Start of Block

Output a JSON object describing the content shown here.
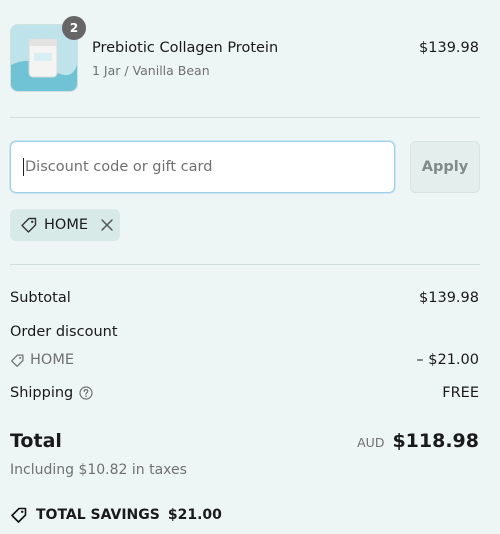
{
  "line_item": {
    "quantity": "2",
    "name": "Prebiotic Collagen Protein",
    "variant": "1 Jar / Vanilla Bean",
    "price": "$139.98"
  },
  "discount": {
    "placeholder": "Discount code or gift card",
    "apply_label": "Apply",
    "applied_code": "HOME"
  },
  "summary": {
    "subtotal_label": "Subtotal",
    "subtotal_value": "$139.98",
    "order_discount_label": "Order discount",
    "discount_code": "HOME",
    "discount_value": "– $21.00",
    "shipping_label": "Shipping",
    "shipping_value": "FREE",
    "total_label": "Total",
    "currency": "AUD",
    "total_value": "$118.98",
    "tax_note": "Including $10.82 in taxes",
    "savings_label": "TOTAL SAVINGS",
    "savings_value": "$21.00"
  },
  "icons": {
    "tag": "tag-icon",
    "close": "close-icon",
    "help": "question-circle-icon"
  },
  "colors": {
    "background": "#eef6f5",
    "input_border": "#9fd0e6",
    "badge": "#666666",
    "muted_text": "#707070"
  }
}
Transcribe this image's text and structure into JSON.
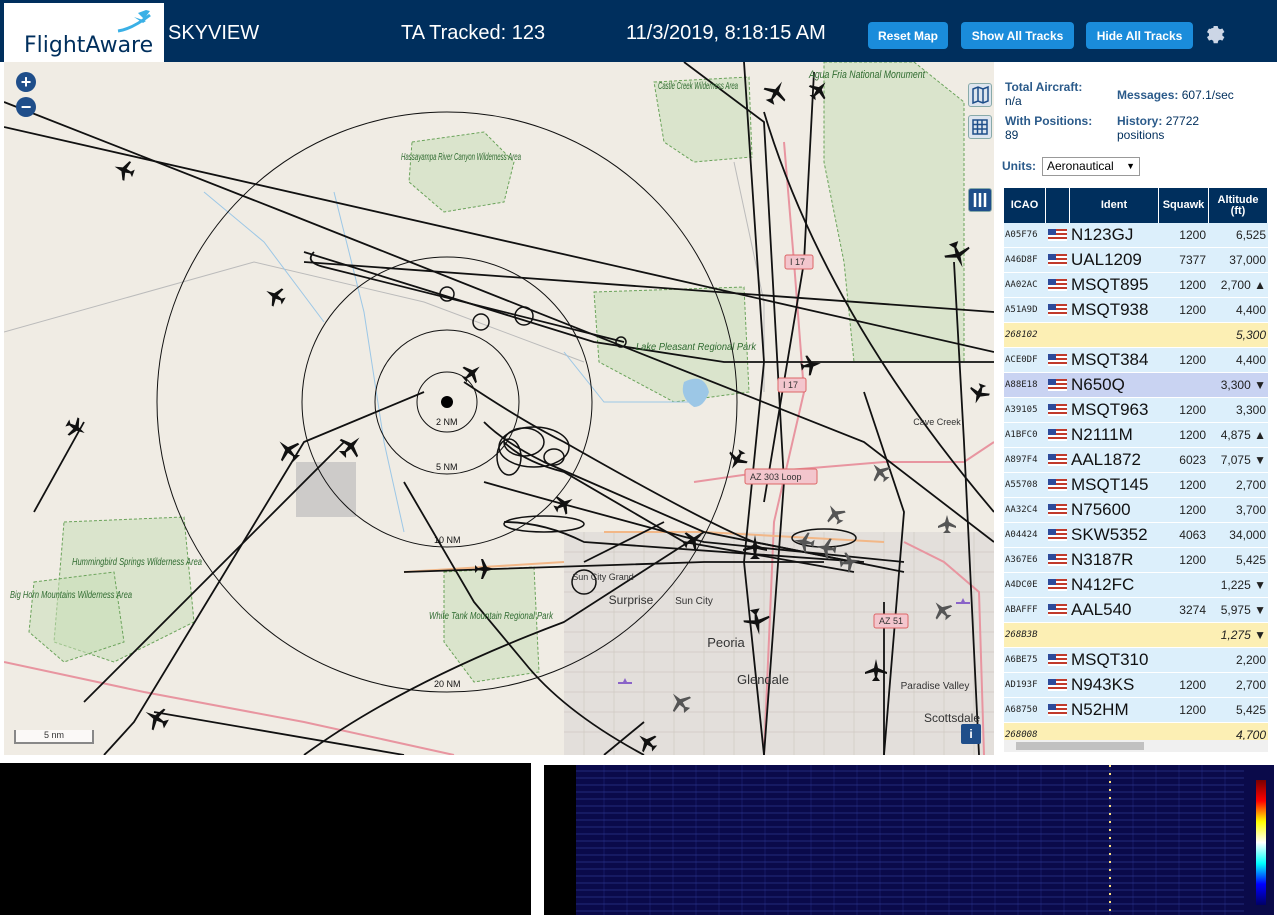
{
  "header": {
    "logo_text": "FlightAware",
    "app_title": "SKYVIEW",
    "ta_tracked": "TA Tracked: 123",
    "datetime": "11/3/2019, 8:18:15 AM",
    "buttons": {
      "reset": "Reset Map",
      "show": "Show All Tracks",
      "hide": "Hide All Tracks"
    },
    "brand_color": "#002f5d",
    "button_color": "#1a8cdb"
  },
  "map": {
    "zoom_in": "+",
    "zoom_out": "−",
    "scale": "5 nm",
    "info": "i",
    "range_rings": [
      "2 NM",
      "5 NM",
      "10 NM",
      "20 NM"
    ],
    "places": {
      "castle_creek": "Castle Creek Wilderness Area",
      "hassayampa": "Hassayampa River Canyon Wilderness Area",
      "agua_fria": "Agua Fria National Monument",
      "lake_pleasant": "Lake Pleasant Regional Park",
      "cave_creek": "Cave Creek",
      "hummingbird": "Hummingbird Springs Wilderness Area",
      "big_horn": "Big Horn Mountains Wilderness Area",
      "white_tank": "White Tank Mountain Regional Park",
      "sun_city_grand": "Sun City Grand",
      "surprise": "Surprise",
      "sun_city": "Sun City",
      "peoria": "Peoria",
      "glendale": "Glendale",
      "paradise_valley": "Paradise Valley",
      "scottsdale": "Scottsdale"
    },
    "shields": {
      "i17_a": "I 17",
      "i17_b": "I 17",
      "az303": "AZ 303 Loop",
      "az51": "AZ 51"
    }
  },
  "sidebar": {
    "total_aircraft_label": "Total Aircraft:",
    "total_aircraft_value": "n/a",
    "with_positions_label": "With Positions:",
    "with_positions_value": "89",
    "messages_label": "Messages:",
    "messages_value": "607.1/sec",
    "history_label": "History:",
    "history_value": "27722 positions",
    "units_label": "Units:",
    "units_value": "Aeronautical",
    "columns": {
      "icao": "ICAO",
      "ident": "Ident",
      "squawk": "Squawk",
      "altitude": "Altitude (ft)"
    },
    "rows": [
      {
        "icao": "A05F76",
        "flag": true,
        "ident": "N123GJ",
        "squawk": "1200",
        "alt": "6,525",
        "style": ""
      },
      {
        "icao": "A46D8F",
        "flag": true,
        "ident": "UAL1209",
        "squawk": "7377",
        "alt": "37,000",
        "style": ""
      },
      {
        "icao": "AA02AC",
        "flag": true,
        "ident": "MSQT895",
        "squawk": "1200",
        "alt": "2,700 ▲",
        "style": ""
      },
      {
        "icao": "A51A9D",
        "flag": true,
        "ident": "MSQT938",
        "squawk": "1200",
        "alt": "4,400",
        "style": ""
      },
      {
        "icao": "268102",
        "flag": false,
        "ident": "",
        "squawk": "",
        "alt": "5,300",
        "style": "yellow"
      },
      {
        "icao": "ACE0DF",
        "flag": true,
        "ident": "MSQT384",
        "squawk": "1200",
        "alt": "4,400",
        "style": ""
      },
      {
        "icao": "A88E18",
        "flag": true,
        "ident": "N650Q",
        "squawk": "",
        "alt": "3,300 ▼",
        "style": "sel"
      },
      {
        "icao": "A39105",
        "flag": true,
        "ident": "MSQT963",
        "squawk": "1200",
        "alt": "3,300",
        "style": ""
      },
      {
        "icao": "A1BFC0",
        "flag": true,
        "ident": "N2111M",
        "squawk": "1200",
        "alt": "4,875 ▲",
        "style": ""
      },
      {
        "icao": "A897F4",
        "flag": true,
        "ident": "AAL1872",
        "squawk": "6023",
        "alt": "7,075 ▼",
        "style": ""
      },
      {
        "icao": "A55708",
        "flag": true,
        "ident": "MSQT145",
        "squawk": "1200",
        "alt": "2,700",
        "style": ""
      },
      {
        "icao": "AA32C4",
        "flag": true,
        "ident": "N75600",
        "squawk": "1200",
        "alt": "3,700",
        "style": ""
      },
      {
        "icao": "A04424",
        "flag": true,
        "ident": "SKW5352",
        "squawk": "4063",
        "alt": "34,000",
        "style": ""
      },
      {
        "icao": "A367E6",
        "flag": true,
        "ident": "N3187R",
        "squawk": "1200",
        "alt": "5,425",
        "style": ""
      },
      {
        "icao": "A4DC0E",
        "flag": true,
        "ident": "N412FC",
        "squawk": "",
        "alt": "1,225 ▼",
        "style": ""
      },
      {
        "icao": "ABAFFF",
        "flag": true,
        "ident": "AAL540",
        "squawk": "3274",
        "alt": "5,975 ▼",
        "style": ""
      },
      {
        "icao": "268B3B",
        "flag": false,
        "ident": "",
        "squawk": "",
        "alt": "1,275 ▼",
        "style": "yellow"
      },
      {
        "icao": "A6BE75",
        "flag": true,
        "ident": "MSQT310",
        "squawk": "",
        "alt": "2,200",
        "style": ""
      },
      {
        "icao": "AD193F",
        "flag": true,
        "ident": "N943KS",
        "squawk": "1200",
        "alt": "2,700",
        "style": ""
      },
      {
        "icao": "A68750",
        "flag": true,
        "ident": "N52HM",
        "squawk": "1200",
        "alt": "5,425",
        "style": ""
      },
      {
        "icao": "268008",
        "flag": false,
        "ident": "",
        "squawk": "",
        "alt": "4,700",
        "style": "yellow"
      }
    ]
  }
}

End of Block

**PROBLEM DETAILS:**
Without the images, print all of the lines above exactly.

**COMPLETED EXERCISE:**
Output a JSON object describing the content shown here.
{
  "line_item": {
    "quantity": "2",
    "name": "Prebiotic Collagen Protein",
    "variant": "1 Jar / Vanilla Bean",
    "price": "$139.98"
  },
  "discount": {
    "placeholder": "Discount code or gift card",
    "apply_label": "Apply",
    "applied_code": "HOME"
  },
  "summary": {
    "subtotal_label": "Subtotal",
    "subtotal_value": "$139.98",
    "order_discount_label": "Order discount",
    "discount_code": "HOME",
    "discount_value": "– $21.00",
    "shipping_label": "Shipping",
    "shipping_value": "FREE",
    "total_label": "Total",
    "currency": "AUD",
    "total_value": "$118.98",
    "tax_note": "Including $10.82 in taxes",
    "savings_label": "TOTAL SAVINGS",
    "savings_value": "$21.00"
  },
  "icons": {
    "tag": "tag-icon",
    "close": "close-icon",
    "help": "question-circle-icon"
  },
  "colors": {
    "background": "#eef6f5",
    "input_border": "#9fd0e6",
    "badge": "#666666",
    "muted_text": "#707070"
  }
}
Transcribe this image's text and structure into JSON.
{
  "header": {
    "logo_text": "FlightAware",
    "app_title": "SKYVIEW",
    "ta_tracked": "TA Tracked: 123",
    "datetime": "11/3/2019, 8:18:15 AM",
    "buttons": {
      "reset": "Reset Map",
      "show": "Show All Tracks",
      "hide": "Hide All Tracks"
    },
    "brand_color": "#002f5d",
    "button_color": "#1a8cdb"
  },
  "map": {
    "zoom_in": "+",
    "zoom_out": "−",
    "scale": "5 nm",
    "info": "i",
    "range_rings": [
      "2 NM",
      "5 NM",
      "10 NM",
      "20 NM"
    ],
    "places": {
      "castle_creek": "Castle Creek Wilderness Area",
      "hassayampa": "Hassayampa River Canyon Wilderness Area",
      "agua_fria": "Agua Fria National Monument",
      "lake_pleasant": "Lake Pleasant Regional Park",
      "cave_creek": "Cave Creek",
      "hummingbird": "Hummingbird Springs Wilderness Area",
      "big_horn": "Big Horn Mountains Wilderness Area",
      "white_tank": "White Tank Mountain Regional Park",
      "sun_city_grand": "Sun City Grand",
      "surprise": "Surprise",
      "sun_city": "Sun City",
      "peoria": "Peoria",
      "glendale": "Glendale",
      "paradise_valley": "Paradise Valley",
      "scottsdale": "Scottsdale"
    },
    "shields": {
      "i17_a": "I 17",
      "i17_b": "I 17",
      "az303": "AZ 303 Loop",
      "az51": "AZ 51"
    }
  },
  "sidebar": {
    "total_aircraft_label": "Total Aircraft:",
    "total_aircraft_value": "n/a",
    "with_positions_label": "With Positions:",
    "with_positions_value": "89",
    "messages_label": "Messages:",
    "messages_value": "607.1/sec",
    "history_label": "History:",
    "history_value": "27722 positions",
    "units_label": "Units:",
    "units_value": "Aeronautical",
    "columns": {
      "icao": "ICAO",
      "ident": "Ident",
      "squawk": "Squawk",
      "altitude": "Altitude (ft)"
    },
    "rows": [
      {
        "icao": "A05F76",
        "flag": true,
        "ident": "N123GJ",
        "squawk": "1200",
        "alt": "6,525",
        "style": ""
      },
      {
        "icao": "A46D8F",
        "flag": true,
        "ident": "UAL1209",
        "squawk": "7377",
        "alt": "37,000",
        "style": ""
      },
      {
        "icao": "AA02AC",
        "flag": true,
        "ident": "MSQT895",
        "squawk": "1200",
        "alt": "2,700 ▲",
        "style": ""
      },
      {
        "icao": "A51A9D",
        "flag": true,
        "ident": "MSQT938",
        "squawk": "1200",
        "alt": "4,400",
        "style": ""
      },
      {
        "icao": "268102",
        "flag": false,
        "ident": "",
        "squawk": "",
        "alt": "5,300",
        "style": "yellow"
      },
      {
        "icao": "ACE0DF",
        "flag": true,
        "ident": "MSQT384",
        "squawk": "1200",
        "alt": "4,400",
        "style": ""
      },
      {
        "icao": "A88E18",
        "flag": true,
        "ident": "N650Q",
        "squawk": "",
        "alt": "3,300 ▼",
        "style": "sel"
      },
      {
        "icao": "A39105",
        "flag": true,
        "ident": "MSQT963",
        "squawk": "1200",
        "alt": "3,300",
        "style": ""
      },
      {
        "icao": "A1BFC0",
        "flag": true,
        "ident": "N2111M",
        "squawk": "1200",
        "alt": "4,875 ▲",
        "style": ""
      },
      {
        "icao": "A897F4",
        "flag": true,
        "ident": "AAL1872",
        "squawk": "6023",
        "alt": "7,075 ▼",
        "style": ""
      },
      {
        "icao": "A55708",
        "flag": true,
        "ident": "MSQT145",
        "squawk": "1200",
        "alt": "2,700",
        "style": ""
      },
      {
        "icao": "AA32C4",
        "flag": true,
        "ident": "N75600",
        "squawk": "1200",
        "alt": "3,700",
        "style": ""
      },
      {
        "icao": "A04424",
        "flag": true,
        "ident": "SKW5352",
        "squawk": "4063",
        "alt": "34,000",
        "style": ""
      },
      {
        "icao": "A367E6",
        "flag": true,
        "ident": "N3187R",
        "squawk": "1200",
        "alt": "5,425",
        "style": ""
      },
      {
        "icao": "A4DC0E",
        "flag": true,
        "ident": "N412FC",
        "squawk": "",
        "alt": "1,225 ▼",
        "style": ""
      },
      {
        "icao": "ABAFFF",
        "flag": true,
        "ident": "AAL540",
        "squawk": "3274",
        "alt": "5,975 ▼",
        "style": ""
      },
      {
        "icao": "268B3B",
        "flag": false,
        "ident": "",
        "squawk": "",
        "alt": "1,275 ▼",
        "style": "yellow"
      },
      {
        "icao": "A6BE75",
        "flag": true,
        "ident": "MSQT310",
        "squawk": "",
        "alt": "2,200",
        "style": ""
      },
      {
        "icao": "AD193F",
        "flag": true,
        "ident": "N943KS",
        "squawk": "1200",
        "alt": "2,700",
        "style": ""
      },
      {
        "icao": "A68750",
        "flag": true,
        "ident": "N52HM",
        "squawk": "1200",
        "alt": "5,425",
        "style": ""
      },
      {
        "icao": "268008",
        "flag": false,
        "ident": "",
        "squawk": "",
        "alt": "4,700",
        "style": "yellow"
      }
    ]
  }
}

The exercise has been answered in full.